— start of PROVIDED DATA —
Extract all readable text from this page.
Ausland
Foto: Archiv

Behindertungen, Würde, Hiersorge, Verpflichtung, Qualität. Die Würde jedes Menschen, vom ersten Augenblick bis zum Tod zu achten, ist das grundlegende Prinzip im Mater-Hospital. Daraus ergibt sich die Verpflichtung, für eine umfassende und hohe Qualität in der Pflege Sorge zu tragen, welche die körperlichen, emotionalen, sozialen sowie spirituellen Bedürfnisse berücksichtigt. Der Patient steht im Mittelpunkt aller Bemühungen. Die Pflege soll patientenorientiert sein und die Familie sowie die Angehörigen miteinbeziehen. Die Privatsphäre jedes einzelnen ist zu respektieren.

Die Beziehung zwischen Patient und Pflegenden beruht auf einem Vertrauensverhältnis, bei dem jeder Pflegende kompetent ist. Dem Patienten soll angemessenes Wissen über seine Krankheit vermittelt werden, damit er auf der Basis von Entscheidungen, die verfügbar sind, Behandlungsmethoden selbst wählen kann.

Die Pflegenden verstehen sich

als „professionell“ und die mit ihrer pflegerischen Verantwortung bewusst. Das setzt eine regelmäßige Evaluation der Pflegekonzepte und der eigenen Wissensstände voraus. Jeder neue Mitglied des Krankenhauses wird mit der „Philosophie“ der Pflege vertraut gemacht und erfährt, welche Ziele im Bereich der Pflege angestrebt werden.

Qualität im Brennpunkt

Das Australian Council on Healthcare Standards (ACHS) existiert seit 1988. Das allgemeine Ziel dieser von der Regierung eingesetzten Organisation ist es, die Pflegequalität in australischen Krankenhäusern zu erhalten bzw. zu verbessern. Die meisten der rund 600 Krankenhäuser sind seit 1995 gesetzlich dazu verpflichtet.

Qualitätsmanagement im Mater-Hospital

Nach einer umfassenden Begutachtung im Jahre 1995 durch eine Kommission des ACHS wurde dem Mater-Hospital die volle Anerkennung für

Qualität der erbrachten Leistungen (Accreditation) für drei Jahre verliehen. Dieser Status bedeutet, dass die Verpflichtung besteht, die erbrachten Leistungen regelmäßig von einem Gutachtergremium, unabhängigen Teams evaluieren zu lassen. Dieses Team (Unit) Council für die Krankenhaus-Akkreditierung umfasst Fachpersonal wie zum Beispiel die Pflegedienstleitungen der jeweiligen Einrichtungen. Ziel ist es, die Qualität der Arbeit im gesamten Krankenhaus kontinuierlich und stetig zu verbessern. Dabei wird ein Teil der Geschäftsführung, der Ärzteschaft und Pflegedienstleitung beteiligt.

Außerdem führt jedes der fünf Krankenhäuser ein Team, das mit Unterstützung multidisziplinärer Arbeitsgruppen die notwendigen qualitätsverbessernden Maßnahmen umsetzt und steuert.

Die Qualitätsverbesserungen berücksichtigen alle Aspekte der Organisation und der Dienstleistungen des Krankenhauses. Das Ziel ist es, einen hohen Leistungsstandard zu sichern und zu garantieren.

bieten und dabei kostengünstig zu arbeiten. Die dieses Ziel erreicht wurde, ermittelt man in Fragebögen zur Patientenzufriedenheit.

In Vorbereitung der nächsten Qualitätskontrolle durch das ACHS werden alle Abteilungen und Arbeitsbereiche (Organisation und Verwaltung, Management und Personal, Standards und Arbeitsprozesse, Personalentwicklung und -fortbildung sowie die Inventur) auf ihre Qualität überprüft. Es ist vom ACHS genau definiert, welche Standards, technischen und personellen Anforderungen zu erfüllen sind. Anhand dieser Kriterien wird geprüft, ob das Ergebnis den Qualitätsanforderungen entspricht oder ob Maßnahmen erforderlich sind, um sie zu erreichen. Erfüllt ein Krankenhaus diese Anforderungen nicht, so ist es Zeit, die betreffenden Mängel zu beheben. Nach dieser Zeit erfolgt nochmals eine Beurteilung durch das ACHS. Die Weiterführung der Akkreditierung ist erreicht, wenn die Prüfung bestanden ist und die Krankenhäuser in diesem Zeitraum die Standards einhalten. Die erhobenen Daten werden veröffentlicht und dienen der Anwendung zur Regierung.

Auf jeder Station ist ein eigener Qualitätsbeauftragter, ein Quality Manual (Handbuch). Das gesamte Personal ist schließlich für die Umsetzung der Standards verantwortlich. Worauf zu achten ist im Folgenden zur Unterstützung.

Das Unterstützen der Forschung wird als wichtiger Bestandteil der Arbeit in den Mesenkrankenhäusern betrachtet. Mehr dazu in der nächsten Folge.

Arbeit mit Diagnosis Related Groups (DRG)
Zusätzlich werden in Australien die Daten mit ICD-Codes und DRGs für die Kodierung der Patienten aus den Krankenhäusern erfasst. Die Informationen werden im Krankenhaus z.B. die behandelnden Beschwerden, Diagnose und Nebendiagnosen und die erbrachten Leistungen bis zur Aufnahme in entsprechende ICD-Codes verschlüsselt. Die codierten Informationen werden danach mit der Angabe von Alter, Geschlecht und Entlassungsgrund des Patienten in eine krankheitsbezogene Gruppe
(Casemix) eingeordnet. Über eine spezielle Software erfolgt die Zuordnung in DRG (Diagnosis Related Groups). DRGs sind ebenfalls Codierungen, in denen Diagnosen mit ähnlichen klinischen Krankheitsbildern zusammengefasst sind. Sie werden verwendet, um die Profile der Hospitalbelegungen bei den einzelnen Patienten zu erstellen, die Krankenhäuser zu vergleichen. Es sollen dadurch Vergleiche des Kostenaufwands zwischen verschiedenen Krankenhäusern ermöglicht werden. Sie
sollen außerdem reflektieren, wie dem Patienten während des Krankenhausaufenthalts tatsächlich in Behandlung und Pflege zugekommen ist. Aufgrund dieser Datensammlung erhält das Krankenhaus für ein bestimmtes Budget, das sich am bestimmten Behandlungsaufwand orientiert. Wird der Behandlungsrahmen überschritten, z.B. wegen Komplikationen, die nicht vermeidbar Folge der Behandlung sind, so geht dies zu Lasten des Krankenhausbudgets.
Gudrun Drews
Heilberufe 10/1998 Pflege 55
— end of PROVIDED DATA —
[TO BE DONE]: Return each line of the listing that holds the string "wurde".

[RESPONSE TO THE TASK]:
Nach einer umfassenden Begutachtung im Jahre 1995 durch eine Kommission des ACHS wurde dem Mater-Hospital die volle Anerkennung für
bieten und dabei kostengünstig zu arbeiten. Die dieses Ziel erreicht wurde, ermittelt man in Fragebögen zur Patientenzufriedenheit.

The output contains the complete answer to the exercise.